**EXERCISE INSTRUCTIONS:** Check each line of the listing, and copy it if it contains the word "laptop".
====== MATERIAL TO PROCESS ======
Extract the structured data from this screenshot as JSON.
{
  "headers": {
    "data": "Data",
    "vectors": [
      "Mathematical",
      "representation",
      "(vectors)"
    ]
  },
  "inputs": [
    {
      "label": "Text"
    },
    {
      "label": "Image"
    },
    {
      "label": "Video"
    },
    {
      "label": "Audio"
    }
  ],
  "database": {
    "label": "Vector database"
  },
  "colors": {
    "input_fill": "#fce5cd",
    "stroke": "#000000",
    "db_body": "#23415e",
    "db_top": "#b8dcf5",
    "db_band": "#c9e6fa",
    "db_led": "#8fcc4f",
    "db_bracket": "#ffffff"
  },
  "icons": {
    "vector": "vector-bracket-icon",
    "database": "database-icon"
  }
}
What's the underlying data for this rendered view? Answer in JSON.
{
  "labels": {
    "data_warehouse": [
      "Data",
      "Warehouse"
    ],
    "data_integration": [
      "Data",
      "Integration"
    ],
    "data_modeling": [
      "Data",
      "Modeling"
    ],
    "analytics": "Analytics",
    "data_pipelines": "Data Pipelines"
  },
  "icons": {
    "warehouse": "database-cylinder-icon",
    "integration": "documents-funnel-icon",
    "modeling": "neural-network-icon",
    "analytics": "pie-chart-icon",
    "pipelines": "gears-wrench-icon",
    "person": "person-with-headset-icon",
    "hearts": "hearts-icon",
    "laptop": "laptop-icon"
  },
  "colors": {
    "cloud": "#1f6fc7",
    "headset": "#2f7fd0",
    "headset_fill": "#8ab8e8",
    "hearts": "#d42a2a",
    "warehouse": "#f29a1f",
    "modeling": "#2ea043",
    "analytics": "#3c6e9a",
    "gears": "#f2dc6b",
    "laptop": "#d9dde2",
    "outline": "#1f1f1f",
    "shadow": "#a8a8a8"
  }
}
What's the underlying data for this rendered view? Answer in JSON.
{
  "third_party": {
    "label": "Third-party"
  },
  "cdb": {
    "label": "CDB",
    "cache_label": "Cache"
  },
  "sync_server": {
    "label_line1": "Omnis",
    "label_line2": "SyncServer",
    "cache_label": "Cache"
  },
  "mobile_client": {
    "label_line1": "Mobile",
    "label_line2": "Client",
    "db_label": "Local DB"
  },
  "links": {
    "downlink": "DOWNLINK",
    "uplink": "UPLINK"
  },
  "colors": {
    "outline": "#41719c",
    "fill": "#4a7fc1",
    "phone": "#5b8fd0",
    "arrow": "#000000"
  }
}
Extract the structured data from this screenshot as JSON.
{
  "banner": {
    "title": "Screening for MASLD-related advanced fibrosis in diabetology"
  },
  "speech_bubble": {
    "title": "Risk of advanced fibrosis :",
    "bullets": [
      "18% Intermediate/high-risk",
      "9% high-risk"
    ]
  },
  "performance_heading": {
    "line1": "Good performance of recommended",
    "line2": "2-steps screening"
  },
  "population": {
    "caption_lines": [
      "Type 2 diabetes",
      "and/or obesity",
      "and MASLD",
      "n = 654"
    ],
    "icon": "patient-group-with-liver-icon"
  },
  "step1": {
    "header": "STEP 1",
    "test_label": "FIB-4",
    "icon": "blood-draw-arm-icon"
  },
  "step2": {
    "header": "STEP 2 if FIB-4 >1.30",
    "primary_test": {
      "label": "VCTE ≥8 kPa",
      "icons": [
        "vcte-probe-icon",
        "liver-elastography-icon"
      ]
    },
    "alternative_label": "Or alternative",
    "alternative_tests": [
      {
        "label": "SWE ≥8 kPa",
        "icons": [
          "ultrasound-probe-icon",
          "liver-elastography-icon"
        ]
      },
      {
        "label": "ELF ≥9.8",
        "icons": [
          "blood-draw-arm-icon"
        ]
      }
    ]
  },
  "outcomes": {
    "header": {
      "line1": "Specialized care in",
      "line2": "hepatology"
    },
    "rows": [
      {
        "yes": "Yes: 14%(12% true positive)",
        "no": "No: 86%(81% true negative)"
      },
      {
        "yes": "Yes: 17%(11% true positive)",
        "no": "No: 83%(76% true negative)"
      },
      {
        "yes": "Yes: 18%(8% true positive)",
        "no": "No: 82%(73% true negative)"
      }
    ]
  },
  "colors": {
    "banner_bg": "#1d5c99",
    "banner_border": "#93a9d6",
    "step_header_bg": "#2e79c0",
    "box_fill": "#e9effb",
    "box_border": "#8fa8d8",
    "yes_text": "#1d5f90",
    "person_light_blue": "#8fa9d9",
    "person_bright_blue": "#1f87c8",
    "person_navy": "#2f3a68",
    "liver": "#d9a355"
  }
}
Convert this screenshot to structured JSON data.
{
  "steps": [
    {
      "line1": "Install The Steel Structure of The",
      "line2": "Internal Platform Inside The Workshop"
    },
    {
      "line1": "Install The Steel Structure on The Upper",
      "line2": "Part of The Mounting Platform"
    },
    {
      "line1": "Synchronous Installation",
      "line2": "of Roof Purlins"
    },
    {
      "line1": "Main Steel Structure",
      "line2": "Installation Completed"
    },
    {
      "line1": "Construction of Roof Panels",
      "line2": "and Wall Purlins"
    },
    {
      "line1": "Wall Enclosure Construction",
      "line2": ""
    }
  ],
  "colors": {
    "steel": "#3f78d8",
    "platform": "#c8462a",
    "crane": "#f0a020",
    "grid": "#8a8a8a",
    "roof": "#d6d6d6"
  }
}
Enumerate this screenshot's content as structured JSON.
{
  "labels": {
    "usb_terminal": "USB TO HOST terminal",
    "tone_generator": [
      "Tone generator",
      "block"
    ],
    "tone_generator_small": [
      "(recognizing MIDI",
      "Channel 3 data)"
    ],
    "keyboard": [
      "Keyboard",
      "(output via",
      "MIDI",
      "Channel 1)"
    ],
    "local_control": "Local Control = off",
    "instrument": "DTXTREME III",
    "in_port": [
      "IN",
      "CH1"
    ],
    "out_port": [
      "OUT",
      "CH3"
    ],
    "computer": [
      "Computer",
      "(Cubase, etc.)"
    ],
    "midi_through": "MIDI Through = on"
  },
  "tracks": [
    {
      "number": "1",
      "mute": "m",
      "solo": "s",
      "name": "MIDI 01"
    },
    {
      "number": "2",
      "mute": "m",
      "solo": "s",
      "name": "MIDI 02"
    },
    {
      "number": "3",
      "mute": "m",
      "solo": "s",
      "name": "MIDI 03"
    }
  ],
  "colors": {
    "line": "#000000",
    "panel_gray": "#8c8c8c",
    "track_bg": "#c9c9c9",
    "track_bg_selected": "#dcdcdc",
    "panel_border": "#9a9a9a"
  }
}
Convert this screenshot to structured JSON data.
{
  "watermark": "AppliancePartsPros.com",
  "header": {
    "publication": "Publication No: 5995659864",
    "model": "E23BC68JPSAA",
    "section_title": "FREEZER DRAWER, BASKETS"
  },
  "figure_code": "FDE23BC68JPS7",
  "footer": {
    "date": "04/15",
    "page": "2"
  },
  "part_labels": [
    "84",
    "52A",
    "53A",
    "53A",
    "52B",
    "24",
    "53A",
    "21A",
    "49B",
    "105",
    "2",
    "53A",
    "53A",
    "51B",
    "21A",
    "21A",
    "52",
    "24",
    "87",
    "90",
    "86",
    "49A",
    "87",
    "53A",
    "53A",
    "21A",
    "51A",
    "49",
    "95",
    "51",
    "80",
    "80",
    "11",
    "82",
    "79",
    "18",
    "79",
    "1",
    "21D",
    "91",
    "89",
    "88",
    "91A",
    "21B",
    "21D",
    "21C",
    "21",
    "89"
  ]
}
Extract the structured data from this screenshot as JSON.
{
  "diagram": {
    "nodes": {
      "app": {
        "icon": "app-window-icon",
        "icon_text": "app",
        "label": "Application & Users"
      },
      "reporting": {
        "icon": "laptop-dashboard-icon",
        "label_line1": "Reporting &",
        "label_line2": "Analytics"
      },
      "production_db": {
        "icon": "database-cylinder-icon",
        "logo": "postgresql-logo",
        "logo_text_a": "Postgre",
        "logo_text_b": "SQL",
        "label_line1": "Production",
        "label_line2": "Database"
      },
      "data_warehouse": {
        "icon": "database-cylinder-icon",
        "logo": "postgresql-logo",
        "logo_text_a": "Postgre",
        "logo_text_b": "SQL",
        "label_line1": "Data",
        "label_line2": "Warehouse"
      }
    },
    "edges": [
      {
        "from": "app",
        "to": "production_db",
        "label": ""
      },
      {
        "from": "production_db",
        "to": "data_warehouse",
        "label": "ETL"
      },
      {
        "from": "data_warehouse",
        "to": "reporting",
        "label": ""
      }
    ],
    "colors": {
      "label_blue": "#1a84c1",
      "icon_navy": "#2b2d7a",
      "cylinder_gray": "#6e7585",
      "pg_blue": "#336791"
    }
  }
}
======
**ANSWER:**
    "laptop": "laptop-icon"
    "laptop": "#d9dde2",
        "icon": "laptop-dashboard-icon",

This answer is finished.